* [Stated task] Copy each line that holds "MODAL".

* [Entries shown]

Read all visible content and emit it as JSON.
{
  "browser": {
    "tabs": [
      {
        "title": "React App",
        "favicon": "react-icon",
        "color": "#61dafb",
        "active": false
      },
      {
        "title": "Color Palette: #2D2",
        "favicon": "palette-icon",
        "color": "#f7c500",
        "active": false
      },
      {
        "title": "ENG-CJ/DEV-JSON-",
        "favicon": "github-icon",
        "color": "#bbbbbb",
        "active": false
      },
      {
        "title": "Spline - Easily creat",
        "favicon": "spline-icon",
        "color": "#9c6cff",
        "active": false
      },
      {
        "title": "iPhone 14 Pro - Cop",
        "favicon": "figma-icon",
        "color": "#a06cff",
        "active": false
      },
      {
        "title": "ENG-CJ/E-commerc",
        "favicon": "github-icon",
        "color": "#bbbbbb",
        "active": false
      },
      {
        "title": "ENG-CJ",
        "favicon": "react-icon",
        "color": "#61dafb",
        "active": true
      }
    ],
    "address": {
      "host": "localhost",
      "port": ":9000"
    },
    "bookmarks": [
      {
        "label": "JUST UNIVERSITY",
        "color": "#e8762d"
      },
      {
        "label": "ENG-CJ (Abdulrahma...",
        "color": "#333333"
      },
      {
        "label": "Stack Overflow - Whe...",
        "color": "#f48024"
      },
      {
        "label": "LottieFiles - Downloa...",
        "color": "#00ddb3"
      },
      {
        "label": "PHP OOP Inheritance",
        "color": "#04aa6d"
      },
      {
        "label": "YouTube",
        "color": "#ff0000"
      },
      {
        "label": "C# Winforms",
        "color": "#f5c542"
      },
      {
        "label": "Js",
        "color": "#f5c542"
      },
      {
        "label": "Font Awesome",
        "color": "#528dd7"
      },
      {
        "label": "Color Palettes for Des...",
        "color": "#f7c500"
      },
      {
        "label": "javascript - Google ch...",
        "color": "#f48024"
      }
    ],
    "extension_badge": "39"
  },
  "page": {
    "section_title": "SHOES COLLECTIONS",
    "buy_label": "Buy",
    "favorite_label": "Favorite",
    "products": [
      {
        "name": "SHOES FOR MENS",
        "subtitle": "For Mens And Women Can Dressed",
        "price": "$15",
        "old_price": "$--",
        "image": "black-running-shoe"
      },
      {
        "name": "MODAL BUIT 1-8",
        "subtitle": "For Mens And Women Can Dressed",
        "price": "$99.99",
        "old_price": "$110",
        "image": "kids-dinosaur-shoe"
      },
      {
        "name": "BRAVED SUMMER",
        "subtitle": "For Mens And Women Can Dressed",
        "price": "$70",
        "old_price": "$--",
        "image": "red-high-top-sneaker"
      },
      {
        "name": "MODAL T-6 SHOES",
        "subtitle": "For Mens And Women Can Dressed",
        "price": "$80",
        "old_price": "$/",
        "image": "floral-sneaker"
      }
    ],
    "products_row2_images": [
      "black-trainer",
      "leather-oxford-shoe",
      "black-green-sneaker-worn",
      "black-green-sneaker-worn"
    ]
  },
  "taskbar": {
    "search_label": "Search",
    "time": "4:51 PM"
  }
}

* [Answer below]
        "name": "MODAL BUIT 1-8",
        "name": "MODAL T-6 SHOES",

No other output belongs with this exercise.